- **Short task**: Skip any picture you find and retype all the remaining lines exactly.

Begin

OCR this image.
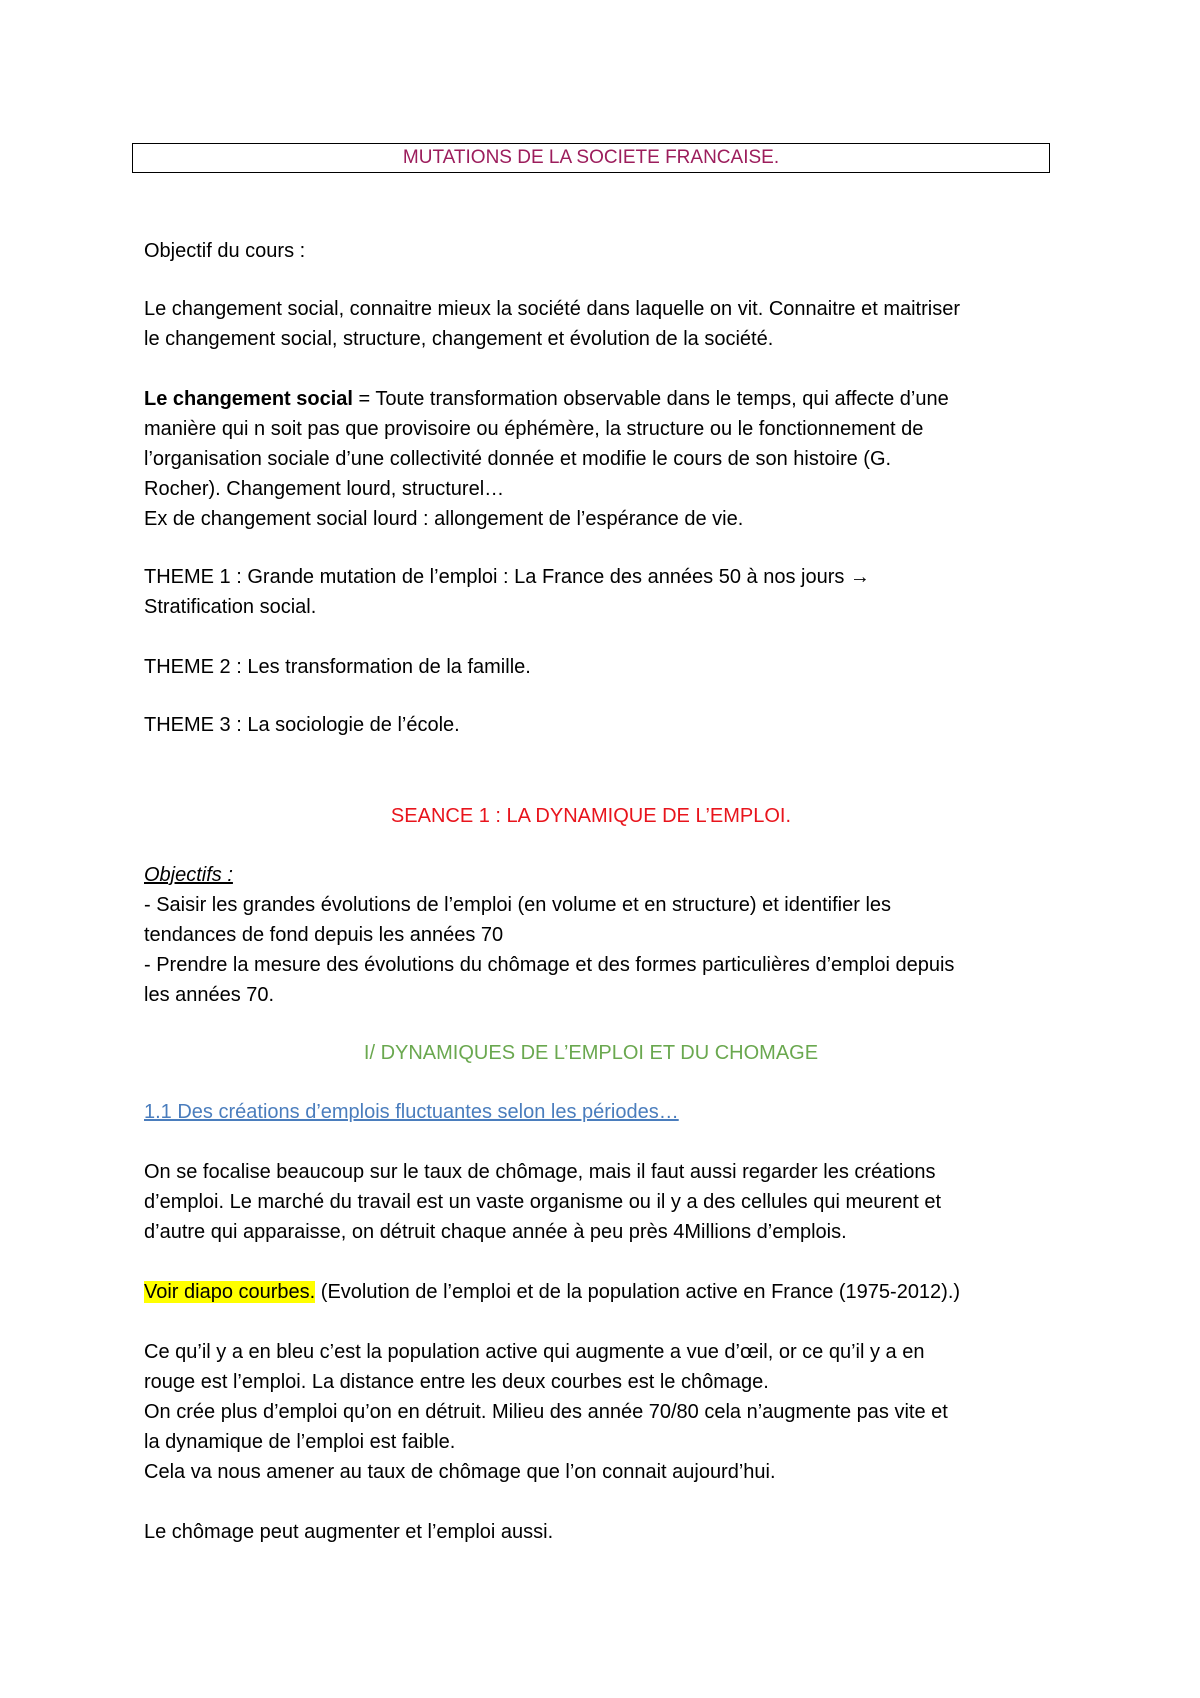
MUTATIONS DE LA SOCIETE FRANCAISE.
Objectif du cours :
Le changement social, connaitre mieux la société dans laquelle on vit. Connaitre et maitriser
le changement social, structure, changement et évolution de la société.
Le changement social = Toute transformation observable dans le temps, qui affecte d’une
manière qui n soit pas que provisoire ou éphémère, la structure ou le fonctionnement de
l’organisation sociale d’une collectivité donnée et modifie le cours de son histoire (G.
Rocher). Changement lourd, structurel…
Ex de changement social lourd : allongement de l’espérance de vie.
THEME 1 : Grande mutation de l’emploi : La France des années 50 à nos jours →
Stratification social.
THEME 2 : Les transformation de la famille.
THEME 3 : La sociologie de l’école.
SEANCE 1 : LA DYNAMIQUE DE L’EMPLOI.
Objectifs :
- Saisir les grandes évolutions de l’emploi (en volume et en structure) et identifier les
tendances de fond depuis les années 70
- Prendre la mesure des évolutions du chômage et des formes particulières d’emploi depuis
les années 70.
I/ DYNAMIQUES DE L’EMPLOI ET DU CHOMAGE
1.1 Des créations d’emplois fluctuantes selon les périodes…
On se focalise beaucoup sur le taux de chômage, mais il faut aussi regarder les créations
d’emploi. Le marché du travail est un vaste organisme ou il y a des cellules qui meurent et
d’autre qui apparaisse, on détruit chaque année à peu près 4Millions d’emplois.
Voir diapo courbes. (Evolution de l’emploi et de la population active en France (1975-2012).)
Ce qu’il y a en bleu c’est la population active qui augmente a vue d’œil, or ce qu’il y a en
rouge est l’emploi. La distance entre les deux courbes est le chômage.
On crée plus d’emploi qu’on en détruit. Milieu des année 70/80 cela n’augmente pas vite et
la dynamique de l’emploi est faible.
Cela va nous amener au taux de chômage que l’on connait aujourd’hui.
Le chômage peut augmenter et l’emploi aussi.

End

- **Written answer**:
OCR this image.
MUTATIONS DE LA SOCIETE FRANCAISE.
Objectif du cours :
Le changement social, connaitre mieux la société dans laquelle on vit. Connaitre et maitriser
le changement social, structure, changement et évolution de la société.
Le changement social = Toute transformation observable dans le temps, qui affecte d’une
manière qui n soit pas que provisoire ou éphémère, la structure ou le fonctionnement de
l’organisation sociale d’une collectivité donnée et modifie le cours de son histoire (G.
Rocher). Changement lourd, structurel…
Ex de changement social lourd : allongement de l’espérance de vie.
THEME 1 : Grande mutation de l’emploi : La France des années 50 à nos jours →
Stratification social.
THEME 2 : Les transformation de la famille.
THEME 3 : La sociologie de l’école.
SEANCE 1 : LA DYNAMIQUE DE L’EMPLOI.
Objectifs :
- Saisir les grandes évolutions de l’emploi (en volume et en structure) et identifier les
tendances de fond depuis les années 70
- Prendre la mesure des évolutions du chômage et des formes particulières d’emploi depuis
les années 70.
I/ DYNAMIQUES DE L’EMPLOI ET DU CHOMAGE
1.1 Des créations d’emplois fluctuantes selon les périodes…
On se focalise beaucoup sur le taux de chômage, mais il faut aussi regarder les créations
d’emploi. Le marché du travail est un vaste organisme ou il y a des cellules qui meurent et
d’autre qui apparaisse, on détruit chaque année à peu près 4Millions d’emplois.
Voir diapo courbes. (Evolution de l’emploi et de la population active en France (1975-2012).)
Ce qu’il y a en bleu c’est la population active qui augmente a vue d’œil, or ce qu’il y a en
rouge est l’emploi. La distance entre les deux courbes est le chômage.
On crée plus d’emploi qu’on en détruit. Milieu des année 70/80 cela n’augmente pas vite et
la dynamique de l’emploi est faible.
Cela va nous amener au taux de chômage que l’on connait aujourd’hui.
Le chômage peut augmenter et l’emploi aussi.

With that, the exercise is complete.